-- Brano selezionato --
Lo studio di Melchart et al. (1998) ha rilevato che nel gruppo che assumeva placebo il 37% manifestò sintomi di raffreddore durante i tre mesi dell’esperimento contro il 32% di chi aveva assunto E. angustifolia e il 29% di chi aveva assunto E. purpurea.
Le differenze non sono significative (una protezione del 20% può non essere statisticamente significativa su un campione di 300 volontari divisi in tre gruppi come quello dell’esperimento). Il dosaggio dell’estratto di echinacea usato era però più basso (1:11) rispetto a quello di altri studi (1:5) che avevano dimostrato l’efficacia della pianta (come quello di Brauning, 1992).
Lo studio di Brinkeborn et al. (1999) studiò l’effetto dell’Echinacea purpurea ai primi sintomi di raffreddore su 199 volontari. Fu efficace nel 68% dei casi (240 mg di estratto al giorno per circa otto giorni). Anche lo studio di Hoheist et al. (1997) mostrò un’efficacia del 60% dell’Echinacea purpurea in pazienti colpiti da raffreddore; inoltre solo il 40% dei pazienti così curati subì una recidiva, contro il 60% di chi assunse placebo.

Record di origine

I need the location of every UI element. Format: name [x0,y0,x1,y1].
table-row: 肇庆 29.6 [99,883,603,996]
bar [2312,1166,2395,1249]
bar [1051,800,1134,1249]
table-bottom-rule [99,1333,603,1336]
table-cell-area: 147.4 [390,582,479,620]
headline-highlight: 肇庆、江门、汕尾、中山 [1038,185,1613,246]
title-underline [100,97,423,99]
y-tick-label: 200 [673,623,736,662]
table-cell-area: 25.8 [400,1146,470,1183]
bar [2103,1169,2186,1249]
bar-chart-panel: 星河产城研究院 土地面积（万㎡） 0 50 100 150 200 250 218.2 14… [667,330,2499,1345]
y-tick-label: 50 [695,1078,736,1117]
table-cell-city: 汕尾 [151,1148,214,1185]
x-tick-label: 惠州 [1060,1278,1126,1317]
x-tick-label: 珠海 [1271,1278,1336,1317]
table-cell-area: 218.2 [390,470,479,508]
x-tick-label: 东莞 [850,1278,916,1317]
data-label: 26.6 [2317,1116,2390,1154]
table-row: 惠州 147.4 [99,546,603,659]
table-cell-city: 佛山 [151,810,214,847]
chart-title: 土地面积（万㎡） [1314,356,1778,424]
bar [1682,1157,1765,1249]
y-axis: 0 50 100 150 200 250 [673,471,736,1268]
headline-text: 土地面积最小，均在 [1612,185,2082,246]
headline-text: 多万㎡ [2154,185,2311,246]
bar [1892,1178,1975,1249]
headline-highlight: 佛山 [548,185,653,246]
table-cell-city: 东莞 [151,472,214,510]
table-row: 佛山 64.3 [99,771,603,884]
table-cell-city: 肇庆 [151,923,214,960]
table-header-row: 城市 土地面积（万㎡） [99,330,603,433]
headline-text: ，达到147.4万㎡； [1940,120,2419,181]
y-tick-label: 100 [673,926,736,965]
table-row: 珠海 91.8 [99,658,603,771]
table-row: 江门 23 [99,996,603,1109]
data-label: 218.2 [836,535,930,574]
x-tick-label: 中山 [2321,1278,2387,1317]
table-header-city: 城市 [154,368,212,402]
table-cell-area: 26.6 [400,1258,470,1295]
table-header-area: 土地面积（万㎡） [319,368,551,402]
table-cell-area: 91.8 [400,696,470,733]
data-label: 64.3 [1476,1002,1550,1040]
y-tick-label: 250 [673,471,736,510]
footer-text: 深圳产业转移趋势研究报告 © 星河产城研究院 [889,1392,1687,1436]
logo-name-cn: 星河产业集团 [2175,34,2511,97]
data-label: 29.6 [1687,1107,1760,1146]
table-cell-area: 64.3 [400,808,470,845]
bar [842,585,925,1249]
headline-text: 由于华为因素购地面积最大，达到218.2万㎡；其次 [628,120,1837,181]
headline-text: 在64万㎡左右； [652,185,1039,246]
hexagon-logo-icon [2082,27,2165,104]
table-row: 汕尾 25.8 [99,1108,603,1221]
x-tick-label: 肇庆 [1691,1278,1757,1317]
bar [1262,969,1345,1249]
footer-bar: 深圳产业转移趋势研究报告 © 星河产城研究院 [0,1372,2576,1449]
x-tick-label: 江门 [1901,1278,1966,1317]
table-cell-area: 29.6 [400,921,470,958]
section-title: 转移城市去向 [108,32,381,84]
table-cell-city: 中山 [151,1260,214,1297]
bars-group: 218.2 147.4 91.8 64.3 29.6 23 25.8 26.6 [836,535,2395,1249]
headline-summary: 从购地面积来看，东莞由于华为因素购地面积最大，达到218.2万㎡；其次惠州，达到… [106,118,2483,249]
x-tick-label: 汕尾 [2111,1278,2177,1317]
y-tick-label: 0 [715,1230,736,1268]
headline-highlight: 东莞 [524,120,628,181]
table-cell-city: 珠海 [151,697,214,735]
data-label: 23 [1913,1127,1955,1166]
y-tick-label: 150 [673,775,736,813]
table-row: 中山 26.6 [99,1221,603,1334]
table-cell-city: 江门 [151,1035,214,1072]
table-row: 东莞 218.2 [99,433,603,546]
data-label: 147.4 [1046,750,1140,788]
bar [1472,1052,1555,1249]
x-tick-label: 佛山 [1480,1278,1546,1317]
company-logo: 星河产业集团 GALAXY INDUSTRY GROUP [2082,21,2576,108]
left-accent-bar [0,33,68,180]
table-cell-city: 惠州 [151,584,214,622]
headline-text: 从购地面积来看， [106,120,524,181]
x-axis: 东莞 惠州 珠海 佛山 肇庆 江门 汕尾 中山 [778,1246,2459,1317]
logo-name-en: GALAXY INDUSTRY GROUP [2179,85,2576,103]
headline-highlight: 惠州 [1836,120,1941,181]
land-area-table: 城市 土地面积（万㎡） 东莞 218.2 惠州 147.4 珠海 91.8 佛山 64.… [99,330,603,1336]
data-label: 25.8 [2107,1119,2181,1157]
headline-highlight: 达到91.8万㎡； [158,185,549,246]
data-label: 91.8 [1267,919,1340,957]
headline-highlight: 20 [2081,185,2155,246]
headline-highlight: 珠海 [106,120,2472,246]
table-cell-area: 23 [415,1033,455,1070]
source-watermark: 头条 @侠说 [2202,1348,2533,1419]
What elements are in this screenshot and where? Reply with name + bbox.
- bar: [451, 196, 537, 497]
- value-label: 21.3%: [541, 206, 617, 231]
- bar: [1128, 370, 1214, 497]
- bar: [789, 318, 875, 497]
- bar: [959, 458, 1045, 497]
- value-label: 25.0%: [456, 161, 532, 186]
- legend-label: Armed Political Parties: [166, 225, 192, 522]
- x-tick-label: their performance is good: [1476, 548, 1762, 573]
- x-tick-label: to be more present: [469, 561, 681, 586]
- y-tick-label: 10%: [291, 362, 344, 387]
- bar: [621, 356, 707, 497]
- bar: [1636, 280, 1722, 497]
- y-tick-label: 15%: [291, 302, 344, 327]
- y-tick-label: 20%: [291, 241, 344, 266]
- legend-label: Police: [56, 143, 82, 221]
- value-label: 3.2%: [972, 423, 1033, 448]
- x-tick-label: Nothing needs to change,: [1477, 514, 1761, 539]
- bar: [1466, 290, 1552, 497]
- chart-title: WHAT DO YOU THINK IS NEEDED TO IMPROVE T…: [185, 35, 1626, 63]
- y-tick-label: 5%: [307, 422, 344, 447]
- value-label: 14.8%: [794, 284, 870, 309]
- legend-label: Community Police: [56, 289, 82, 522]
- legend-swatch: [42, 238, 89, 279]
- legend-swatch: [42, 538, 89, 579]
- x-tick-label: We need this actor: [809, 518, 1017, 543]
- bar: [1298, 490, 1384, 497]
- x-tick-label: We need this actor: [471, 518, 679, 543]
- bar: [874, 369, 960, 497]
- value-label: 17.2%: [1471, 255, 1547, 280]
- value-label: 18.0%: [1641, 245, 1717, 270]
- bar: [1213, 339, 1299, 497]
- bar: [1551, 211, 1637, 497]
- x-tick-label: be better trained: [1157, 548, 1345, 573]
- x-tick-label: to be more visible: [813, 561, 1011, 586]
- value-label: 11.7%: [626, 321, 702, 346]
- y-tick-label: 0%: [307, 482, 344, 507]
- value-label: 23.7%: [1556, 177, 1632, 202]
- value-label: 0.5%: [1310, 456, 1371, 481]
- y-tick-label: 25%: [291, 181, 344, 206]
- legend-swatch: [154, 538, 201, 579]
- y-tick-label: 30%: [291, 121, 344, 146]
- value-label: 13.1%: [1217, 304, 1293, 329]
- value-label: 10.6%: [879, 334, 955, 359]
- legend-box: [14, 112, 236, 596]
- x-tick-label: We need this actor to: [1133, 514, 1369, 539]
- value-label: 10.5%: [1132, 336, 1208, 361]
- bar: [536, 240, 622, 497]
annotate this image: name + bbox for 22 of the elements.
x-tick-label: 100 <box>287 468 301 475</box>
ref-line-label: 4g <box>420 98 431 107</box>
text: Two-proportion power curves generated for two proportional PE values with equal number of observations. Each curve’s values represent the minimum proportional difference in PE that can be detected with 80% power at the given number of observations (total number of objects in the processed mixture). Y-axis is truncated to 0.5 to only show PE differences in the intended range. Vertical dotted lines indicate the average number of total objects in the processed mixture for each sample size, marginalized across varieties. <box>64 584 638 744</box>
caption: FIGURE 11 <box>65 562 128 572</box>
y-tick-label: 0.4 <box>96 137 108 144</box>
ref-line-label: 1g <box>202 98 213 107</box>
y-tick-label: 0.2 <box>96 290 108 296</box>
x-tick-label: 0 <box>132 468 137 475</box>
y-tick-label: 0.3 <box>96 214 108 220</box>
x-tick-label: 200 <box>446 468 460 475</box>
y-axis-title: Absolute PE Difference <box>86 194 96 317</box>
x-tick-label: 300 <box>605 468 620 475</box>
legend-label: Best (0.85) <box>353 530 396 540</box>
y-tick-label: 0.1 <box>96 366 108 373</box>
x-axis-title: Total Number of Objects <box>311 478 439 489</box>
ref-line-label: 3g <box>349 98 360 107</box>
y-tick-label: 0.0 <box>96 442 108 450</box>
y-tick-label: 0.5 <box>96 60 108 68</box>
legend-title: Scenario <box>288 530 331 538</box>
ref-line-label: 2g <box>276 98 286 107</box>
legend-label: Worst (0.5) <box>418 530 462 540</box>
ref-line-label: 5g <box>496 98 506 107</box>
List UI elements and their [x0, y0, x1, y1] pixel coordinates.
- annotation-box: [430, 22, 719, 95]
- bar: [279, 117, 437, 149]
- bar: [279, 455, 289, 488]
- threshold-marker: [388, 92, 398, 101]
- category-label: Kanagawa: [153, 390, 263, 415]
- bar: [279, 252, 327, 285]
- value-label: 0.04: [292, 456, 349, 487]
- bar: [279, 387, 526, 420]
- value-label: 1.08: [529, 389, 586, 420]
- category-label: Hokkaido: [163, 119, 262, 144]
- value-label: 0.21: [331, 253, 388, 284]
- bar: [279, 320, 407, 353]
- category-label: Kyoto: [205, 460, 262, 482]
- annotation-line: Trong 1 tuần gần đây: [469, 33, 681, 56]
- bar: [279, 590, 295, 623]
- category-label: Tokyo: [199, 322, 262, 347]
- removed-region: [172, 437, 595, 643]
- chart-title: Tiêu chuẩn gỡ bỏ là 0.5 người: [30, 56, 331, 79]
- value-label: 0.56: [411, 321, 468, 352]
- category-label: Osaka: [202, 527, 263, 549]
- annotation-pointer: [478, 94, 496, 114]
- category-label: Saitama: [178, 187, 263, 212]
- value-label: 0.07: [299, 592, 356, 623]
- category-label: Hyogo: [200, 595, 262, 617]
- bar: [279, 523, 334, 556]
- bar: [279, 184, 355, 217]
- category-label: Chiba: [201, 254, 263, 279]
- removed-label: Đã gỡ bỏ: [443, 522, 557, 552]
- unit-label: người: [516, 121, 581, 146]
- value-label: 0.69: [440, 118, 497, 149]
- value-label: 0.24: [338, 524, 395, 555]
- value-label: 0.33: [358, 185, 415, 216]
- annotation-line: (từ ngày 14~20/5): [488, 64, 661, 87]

-- Consegna 1 --
In base al brano sull'echinacea, per quale motivo le differenze osservate nello studio di Melchart et al. (1998) non risultano significative?
-- Consegna 2 --
Riporti il brano sull'echinacea in tutta la parte che va da "Le differenze non" fino a "di Brauning, 1992).", sostituendo "volontari" con "partecipanti".
-- Consegna 3 --
Scriva il seguito del brano sull'echinacea, riprendendo dopo la sua ultima frase.

-- Risposta scritta 1 --
Una protezione del 20% può non essere statisticamente significativa su un campione di 300 volontari divisi in tre gruppi, come quello dell'esperimento.

-- Risposta scritta 2 --
Le differenze non sono significative (una protezione del 20% può non essere statisticamente significativa su un campione di 300 partecipanti divisi in tre gruppi come quello dell’esperimento). Il dosaggio dell’estratto di echinacea usato era però più basso (1:11) rispetto a quello di altri studi (1:5) che avevano dimostrato l’efficacia della pianta (come quello di Brauning, 1992).

-- Risposta scritta 3 --
Linneo denominò l’echinacea Rudbeckia (O. Rudbeck era un botanico svedese del XVII sec.). Il genere fu poi rinominato da Moench (1794), come Echinacea (dal greco echinos, riccio) con riferimento alla struttura dei semi somiglianti appunto a un riccio.
Effetti dimostrati
Come per tutti i prodotti fitoterapici occorre distinguere fra certezze e ipotesi. La pianta è stata proposta come panacea per moltissime patologie, ma la ricerca seria finora ha accertato tre impieghi degni di nota:
- prevenzione delle malattie da raffreddamento;
- cura di tali patologie;
- cicatrizzazione delle ferite.
L’ultima proprietà non è particolarmente interessante perché esistono molte altre sostanze (fra cui l’aloe vera) che meglio assolvono al compito.
Controindicazioni
L’utilizzo è generalmente controindicato in caso di contemporanea assunzione di farmaci; il principio attivo, infatti, può interagire con alcuni enzimi deputati al metabolismo di alcuni farmaci. Dal momento che su tali interazioni non è stata fatta totalmente chiarezza, la somministrazione di echinacea in caso di assunzione di altre sostanze medicinali deve essere fatta sotto sorveglianza medica.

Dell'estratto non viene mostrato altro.